STATED TASK ▸ Whenever a line contains the string "DILG", copy it out of the entries.

## begin

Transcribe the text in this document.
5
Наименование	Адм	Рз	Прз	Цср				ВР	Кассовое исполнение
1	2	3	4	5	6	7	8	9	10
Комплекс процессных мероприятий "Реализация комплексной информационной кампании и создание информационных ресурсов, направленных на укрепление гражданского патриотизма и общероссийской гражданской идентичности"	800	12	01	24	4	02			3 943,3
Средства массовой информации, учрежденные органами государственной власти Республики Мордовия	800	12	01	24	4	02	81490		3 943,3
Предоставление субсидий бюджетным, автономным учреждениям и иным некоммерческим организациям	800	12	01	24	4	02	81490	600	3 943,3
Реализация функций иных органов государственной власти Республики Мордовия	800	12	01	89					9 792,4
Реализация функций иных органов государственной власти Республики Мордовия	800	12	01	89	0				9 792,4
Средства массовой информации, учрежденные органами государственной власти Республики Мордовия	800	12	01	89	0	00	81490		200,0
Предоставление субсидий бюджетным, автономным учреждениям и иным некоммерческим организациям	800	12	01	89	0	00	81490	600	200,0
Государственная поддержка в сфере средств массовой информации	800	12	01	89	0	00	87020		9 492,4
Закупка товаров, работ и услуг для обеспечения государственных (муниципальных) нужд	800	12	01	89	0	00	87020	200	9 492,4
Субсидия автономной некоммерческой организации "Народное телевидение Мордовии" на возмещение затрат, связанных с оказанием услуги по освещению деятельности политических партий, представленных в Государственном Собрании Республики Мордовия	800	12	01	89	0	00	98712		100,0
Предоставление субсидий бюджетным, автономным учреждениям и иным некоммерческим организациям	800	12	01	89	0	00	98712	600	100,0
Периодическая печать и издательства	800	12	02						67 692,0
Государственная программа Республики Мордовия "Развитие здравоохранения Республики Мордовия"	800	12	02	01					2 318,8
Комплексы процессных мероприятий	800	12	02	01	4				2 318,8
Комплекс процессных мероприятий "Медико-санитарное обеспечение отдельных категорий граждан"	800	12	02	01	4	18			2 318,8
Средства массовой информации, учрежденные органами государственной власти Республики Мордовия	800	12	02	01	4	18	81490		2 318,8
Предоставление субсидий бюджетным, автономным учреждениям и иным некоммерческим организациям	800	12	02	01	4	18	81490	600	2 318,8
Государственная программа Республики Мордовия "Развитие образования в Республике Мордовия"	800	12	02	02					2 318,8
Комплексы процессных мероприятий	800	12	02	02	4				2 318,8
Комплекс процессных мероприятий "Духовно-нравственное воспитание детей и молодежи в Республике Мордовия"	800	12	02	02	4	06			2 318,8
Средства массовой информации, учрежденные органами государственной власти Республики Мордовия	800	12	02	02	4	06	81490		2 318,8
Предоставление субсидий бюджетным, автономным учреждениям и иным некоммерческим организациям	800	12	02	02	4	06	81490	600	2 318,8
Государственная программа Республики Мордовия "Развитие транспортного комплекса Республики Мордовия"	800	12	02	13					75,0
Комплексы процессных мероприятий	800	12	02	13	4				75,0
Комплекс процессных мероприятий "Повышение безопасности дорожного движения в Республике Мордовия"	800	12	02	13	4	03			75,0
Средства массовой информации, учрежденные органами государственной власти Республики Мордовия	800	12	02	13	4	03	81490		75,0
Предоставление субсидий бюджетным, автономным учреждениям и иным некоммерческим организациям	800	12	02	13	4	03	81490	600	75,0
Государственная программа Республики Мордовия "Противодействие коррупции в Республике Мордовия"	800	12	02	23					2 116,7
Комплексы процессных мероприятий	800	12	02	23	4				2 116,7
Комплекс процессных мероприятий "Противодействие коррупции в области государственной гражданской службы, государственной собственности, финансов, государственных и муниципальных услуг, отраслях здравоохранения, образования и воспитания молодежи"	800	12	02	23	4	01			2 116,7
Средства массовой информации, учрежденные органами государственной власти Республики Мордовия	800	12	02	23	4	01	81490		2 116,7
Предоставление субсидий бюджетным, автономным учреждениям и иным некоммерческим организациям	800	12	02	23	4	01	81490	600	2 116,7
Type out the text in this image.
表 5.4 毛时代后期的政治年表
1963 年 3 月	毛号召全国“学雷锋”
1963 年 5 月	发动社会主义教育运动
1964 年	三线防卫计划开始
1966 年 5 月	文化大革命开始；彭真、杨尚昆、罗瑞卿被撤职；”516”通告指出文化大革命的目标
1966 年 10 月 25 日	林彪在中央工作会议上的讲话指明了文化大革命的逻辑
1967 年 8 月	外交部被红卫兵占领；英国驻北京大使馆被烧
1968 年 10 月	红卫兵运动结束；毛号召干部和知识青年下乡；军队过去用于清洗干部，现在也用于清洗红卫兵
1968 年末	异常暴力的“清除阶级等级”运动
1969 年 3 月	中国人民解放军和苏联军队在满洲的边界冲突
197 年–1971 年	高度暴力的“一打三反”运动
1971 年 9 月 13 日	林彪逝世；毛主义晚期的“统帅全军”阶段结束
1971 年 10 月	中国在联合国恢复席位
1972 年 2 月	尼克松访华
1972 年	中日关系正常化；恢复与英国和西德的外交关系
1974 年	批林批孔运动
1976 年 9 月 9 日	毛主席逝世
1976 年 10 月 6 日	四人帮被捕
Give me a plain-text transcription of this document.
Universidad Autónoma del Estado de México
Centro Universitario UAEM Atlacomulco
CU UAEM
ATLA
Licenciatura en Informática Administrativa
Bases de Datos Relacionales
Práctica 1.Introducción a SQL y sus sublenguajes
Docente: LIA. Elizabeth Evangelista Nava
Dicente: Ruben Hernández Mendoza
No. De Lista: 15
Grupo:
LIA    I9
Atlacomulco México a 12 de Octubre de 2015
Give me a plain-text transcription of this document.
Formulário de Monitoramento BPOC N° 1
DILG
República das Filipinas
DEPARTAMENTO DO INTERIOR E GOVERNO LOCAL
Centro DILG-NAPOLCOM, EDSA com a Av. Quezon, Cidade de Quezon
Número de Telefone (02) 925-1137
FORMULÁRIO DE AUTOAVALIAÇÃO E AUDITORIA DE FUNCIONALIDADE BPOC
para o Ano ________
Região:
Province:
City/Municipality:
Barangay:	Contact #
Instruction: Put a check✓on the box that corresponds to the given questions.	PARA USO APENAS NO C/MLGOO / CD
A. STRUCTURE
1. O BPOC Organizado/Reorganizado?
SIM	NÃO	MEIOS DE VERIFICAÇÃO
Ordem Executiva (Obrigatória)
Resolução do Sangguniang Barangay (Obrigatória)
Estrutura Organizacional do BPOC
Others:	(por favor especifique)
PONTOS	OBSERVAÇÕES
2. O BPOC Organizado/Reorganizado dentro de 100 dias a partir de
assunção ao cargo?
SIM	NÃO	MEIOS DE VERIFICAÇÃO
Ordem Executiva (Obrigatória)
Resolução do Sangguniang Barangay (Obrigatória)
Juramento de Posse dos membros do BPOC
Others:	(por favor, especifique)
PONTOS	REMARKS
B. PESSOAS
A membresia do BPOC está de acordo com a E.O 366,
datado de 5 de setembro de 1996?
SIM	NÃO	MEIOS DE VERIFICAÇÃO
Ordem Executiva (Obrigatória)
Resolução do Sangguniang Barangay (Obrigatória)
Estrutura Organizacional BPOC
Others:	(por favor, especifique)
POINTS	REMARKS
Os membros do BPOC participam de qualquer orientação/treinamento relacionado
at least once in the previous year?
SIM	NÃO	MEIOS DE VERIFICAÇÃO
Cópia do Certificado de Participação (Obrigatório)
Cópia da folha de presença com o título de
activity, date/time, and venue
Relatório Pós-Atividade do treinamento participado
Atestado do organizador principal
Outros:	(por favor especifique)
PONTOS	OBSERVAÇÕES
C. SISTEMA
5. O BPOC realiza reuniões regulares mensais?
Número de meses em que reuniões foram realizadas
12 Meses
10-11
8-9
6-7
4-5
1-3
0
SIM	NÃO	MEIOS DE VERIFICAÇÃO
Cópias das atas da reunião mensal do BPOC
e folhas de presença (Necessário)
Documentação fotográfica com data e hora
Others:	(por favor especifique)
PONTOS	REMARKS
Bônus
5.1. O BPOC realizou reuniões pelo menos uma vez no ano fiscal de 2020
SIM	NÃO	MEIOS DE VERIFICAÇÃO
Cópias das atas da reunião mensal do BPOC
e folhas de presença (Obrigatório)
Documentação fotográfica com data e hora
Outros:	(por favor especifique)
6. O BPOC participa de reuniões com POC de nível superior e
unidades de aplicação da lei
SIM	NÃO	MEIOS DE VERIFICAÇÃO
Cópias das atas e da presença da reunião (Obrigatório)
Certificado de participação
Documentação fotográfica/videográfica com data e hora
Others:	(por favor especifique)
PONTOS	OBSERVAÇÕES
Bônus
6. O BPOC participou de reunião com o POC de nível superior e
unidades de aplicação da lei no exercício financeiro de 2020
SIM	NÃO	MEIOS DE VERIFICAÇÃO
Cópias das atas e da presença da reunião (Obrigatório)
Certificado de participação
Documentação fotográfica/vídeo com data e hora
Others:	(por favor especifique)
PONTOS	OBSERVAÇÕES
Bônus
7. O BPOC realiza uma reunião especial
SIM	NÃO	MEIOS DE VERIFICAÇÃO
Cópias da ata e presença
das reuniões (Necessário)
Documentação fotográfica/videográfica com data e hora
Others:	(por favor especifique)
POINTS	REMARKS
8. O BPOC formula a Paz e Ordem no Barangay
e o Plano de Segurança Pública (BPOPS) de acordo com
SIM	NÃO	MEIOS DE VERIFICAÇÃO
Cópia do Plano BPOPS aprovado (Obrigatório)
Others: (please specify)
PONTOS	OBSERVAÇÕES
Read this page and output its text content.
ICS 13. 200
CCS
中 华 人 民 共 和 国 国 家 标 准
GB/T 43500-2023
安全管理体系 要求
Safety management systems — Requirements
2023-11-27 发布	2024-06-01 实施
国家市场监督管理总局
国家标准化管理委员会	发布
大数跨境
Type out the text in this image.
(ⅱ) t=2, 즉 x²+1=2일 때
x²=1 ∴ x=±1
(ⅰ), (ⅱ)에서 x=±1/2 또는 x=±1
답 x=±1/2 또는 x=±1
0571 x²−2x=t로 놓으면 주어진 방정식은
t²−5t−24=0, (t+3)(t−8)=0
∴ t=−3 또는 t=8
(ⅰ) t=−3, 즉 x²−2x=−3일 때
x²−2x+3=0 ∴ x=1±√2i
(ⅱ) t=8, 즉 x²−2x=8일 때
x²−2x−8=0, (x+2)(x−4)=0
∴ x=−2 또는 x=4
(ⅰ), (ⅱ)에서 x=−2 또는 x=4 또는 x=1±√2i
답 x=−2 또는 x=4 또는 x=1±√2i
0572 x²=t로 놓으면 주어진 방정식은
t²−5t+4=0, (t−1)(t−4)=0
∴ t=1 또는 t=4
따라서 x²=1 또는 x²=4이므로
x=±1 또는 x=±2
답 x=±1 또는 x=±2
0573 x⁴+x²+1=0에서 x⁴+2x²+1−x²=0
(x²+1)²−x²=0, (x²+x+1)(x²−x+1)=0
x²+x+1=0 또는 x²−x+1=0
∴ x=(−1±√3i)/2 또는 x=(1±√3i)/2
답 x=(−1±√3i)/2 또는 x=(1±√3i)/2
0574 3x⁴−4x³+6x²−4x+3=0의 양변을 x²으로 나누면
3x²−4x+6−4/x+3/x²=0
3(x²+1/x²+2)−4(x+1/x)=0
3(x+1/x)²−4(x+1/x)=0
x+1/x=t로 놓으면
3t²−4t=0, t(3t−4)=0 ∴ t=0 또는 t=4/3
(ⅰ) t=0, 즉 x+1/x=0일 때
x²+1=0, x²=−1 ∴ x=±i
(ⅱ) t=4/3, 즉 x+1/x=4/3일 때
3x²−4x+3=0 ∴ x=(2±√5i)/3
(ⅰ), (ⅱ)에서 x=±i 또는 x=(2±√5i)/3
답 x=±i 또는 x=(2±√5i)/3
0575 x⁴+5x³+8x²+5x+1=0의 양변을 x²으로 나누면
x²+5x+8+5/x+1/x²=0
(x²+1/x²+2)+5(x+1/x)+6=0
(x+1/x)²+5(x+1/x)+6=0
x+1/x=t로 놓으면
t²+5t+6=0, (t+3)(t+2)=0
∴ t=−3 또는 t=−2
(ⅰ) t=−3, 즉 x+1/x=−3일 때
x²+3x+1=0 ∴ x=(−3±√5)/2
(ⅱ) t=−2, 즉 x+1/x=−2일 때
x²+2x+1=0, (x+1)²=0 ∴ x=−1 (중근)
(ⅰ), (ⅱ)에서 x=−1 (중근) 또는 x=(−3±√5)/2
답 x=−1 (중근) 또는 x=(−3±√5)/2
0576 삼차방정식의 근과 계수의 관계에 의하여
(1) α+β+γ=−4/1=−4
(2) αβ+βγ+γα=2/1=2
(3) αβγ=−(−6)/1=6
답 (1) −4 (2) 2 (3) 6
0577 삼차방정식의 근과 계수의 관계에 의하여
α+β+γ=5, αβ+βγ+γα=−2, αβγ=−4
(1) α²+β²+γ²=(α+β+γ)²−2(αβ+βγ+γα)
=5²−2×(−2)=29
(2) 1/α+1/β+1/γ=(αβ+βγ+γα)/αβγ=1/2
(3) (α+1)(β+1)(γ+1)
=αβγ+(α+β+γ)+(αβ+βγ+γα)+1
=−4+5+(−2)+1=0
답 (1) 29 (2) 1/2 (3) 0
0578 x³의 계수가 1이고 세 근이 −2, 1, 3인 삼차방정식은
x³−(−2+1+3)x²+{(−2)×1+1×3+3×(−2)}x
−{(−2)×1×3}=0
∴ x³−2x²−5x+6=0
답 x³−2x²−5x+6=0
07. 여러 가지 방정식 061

## end

OUTPUT FOR THIS EXERCISE ▸
DILG
Centro DILG-NAPOLCOM, EDSA com a Av. Quezon, Cidade de Quezon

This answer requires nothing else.